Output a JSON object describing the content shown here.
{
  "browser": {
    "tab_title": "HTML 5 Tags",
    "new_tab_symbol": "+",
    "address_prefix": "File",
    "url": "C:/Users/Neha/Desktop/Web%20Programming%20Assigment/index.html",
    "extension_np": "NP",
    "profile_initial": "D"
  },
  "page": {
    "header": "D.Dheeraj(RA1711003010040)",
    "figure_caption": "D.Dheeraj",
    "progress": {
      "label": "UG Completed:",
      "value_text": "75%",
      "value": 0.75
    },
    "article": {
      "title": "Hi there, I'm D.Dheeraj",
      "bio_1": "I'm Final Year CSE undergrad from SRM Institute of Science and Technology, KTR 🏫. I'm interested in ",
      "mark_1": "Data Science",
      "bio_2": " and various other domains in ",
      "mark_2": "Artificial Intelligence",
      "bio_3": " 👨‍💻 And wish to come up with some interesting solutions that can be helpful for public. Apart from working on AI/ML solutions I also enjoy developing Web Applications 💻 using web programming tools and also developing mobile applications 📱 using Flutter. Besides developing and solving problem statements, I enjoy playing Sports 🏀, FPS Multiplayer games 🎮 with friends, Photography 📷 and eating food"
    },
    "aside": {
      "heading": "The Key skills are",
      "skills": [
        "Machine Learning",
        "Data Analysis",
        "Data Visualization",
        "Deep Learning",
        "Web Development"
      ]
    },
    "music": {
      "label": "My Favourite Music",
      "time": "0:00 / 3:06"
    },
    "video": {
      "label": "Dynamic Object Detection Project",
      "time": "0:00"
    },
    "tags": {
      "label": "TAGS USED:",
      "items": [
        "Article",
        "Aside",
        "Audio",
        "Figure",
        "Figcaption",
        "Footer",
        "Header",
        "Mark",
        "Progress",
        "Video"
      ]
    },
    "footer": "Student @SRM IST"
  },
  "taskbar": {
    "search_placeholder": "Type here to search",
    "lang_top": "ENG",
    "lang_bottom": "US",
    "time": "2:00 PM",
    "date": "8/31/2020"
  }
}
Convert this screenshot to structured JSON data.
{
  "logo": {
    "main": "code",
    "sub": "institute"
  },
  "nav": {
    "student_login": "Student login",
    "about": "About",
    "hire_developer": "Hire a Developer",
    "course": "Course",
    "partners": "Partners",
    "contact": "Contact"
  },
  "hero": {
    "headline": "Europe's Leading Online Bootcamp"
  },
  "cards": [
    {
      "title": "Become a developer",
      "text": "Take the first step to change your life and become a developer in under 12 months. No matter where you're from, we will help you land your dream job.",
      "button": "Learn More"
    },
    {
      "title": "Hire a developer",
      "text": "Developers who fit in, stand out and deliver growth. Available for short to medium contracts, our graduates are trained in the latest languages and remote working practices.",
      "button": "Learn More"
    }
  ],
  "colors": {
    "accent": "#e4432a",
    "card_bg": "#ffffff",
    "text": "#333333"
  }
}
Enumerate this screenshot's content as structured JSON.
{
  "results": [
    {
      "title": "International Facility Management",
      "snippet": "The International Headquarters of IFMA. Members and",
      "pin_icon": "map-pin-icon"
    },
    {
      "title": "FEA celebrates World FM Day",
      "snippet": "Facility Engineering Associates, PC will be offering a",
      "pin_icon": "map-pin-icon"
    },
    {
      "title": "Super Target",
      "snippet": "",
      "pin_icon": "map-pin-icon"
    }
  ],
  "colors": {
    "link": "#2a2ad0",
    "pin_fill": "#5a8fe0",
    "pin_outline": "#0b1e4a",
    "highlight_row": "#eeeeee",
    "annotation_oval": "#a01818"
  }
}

» **Direction**
Output all preceding records character for character.

» **Task output**
Output a JSON object describing the content shown here.
{
  "browser": {
    "tab_title": "HTML 5 Tags",
    "new_tab_symbol": "+",
    "address_prefix": "File",
    "url": "C:/Users/Neha/Desktop/Web%20Programming%20Assigment/index.html",
    "extension_np": "NP",
    "profile_initial": "D"
  },
  "page": {
    "header": "D.Dheeraj(RA1711003010040)",
    "figure_caption": "D.Dheeraj",
    "progress": {
      "label": "UG Completed:",
      "value_text": "75%",
      "value": 0.75
    },
    "article": {
      "title": "Hi there, I'm D.Dheeraj",
      "bio_1": "I'm Final Year CSE undergrad from SRM Institute of Science and Technology, KTR 🏫. I'm interested in ",
      "mark_1": "Data Science",
      "bio_2": " and various other domains in ",
      "mark_2": "Artificial Intelligence",
      "bio_3": " 👨‍💻 And wish to come up with some interesting solutions that can be helpful for public. Apart from working on AI/ML solutions I also enjoy developing Web Applications 💻 using web programming tools and also developing mobile applications 📱 using Flutter. Besides developing and solving problem statements, I enjoy playing Sports 🏀, FPS Multiplayer games 🎮 with friends, Photography 📷 and eating food"
    },
    "aside": {
      "heading": "The Key skills are",
      "skills": [
        "Machine Learning",
        "Data Analysis",
        "Data Visualization",
        "Deep Learning",
        "Web Development"
      ]
    },
    "music": {
      "label": "My Favourite Music",
      "time": "0:00 / 3:06"
    },
    "video": {
      "label": "Dynamic Object Detection Project",
      "time": "0:00"
    },
    "tags": {
      "label": "TAGS USED:",
      "items": [
        "Article",
        "Aside",
        "Audio",
        "Figure",
        "Figcaption",
        "Footer",
        "Header",
        "Mark",
        "Progress",
        "Video"
      ]
    },
    "footer": "Student @SRM IST"
  },
  "taskbar": {
    "search_placeholder": "Type here to search",
    "lang_top": "ENG",
    "lang_bottom": "US",
    "time": "2:00 PM",
    "date": "8/31/2020"
  }
}
Convert this screenshot to structured JSON data.
{
  "logo": {
    "main": "code",
    "sub": "institute"
  },
  "nav": {
    "student_login": "Student login",
    "about": "About",
    "hire_developer": "Hire a Developer",
    "course": "Course",
    "partners": "Partners",
    "contact": "Contact"
  },
  "hero": {
    "headline": "Europe's Leading Online Bootcamp"
  },
  "cards": [
    {
      "title": "Become a developer",
      "text": "Take the first step to change your life and become a developer in under 12 months. No matter where you're from, we will help you land your dream job.",
      "button": "Learn More"
    },
    {
      "title": "Hire a developer",
      "text": "Developers who fit in, stand out and deliver growth. Available for short to medium contracts, our graduates are trained in the latest languages and remote working practices.",
      "button": "Learn More"
    }
  ],
  "colors": {
    "accent": "#e4432a",
    "card_bg": "#ffffff",
    "text": "#333333"
  }
}
Enumerate this screenshot's content as structured JSON.
{
  "results": [
    {
      "title": "International Facility Management",
      "snippet": "The International Headquarters of IFMA. Members and",
      "pin_icon": "map-pin-icon"
    },
    {
      "title": "FEA celebrates World FM Day",
      "snippet": "Facility Engineering Associates, PC will be offering a",
      "pin_icon": "map-pin-icon"
    },
    {
      "title": "Super Target",
      "snippet": "",
      "pin_icon": "map-pin-icon"
    }
  ],
  "colors": {
    "link": "#2a2ad0",
    "pin_fill": "#5a8fe0",
    "pin_outline": "#0b1e4a",
    "highlight_row": "#eeeeee",
    "annotation_oval": "#a01818"
  }
}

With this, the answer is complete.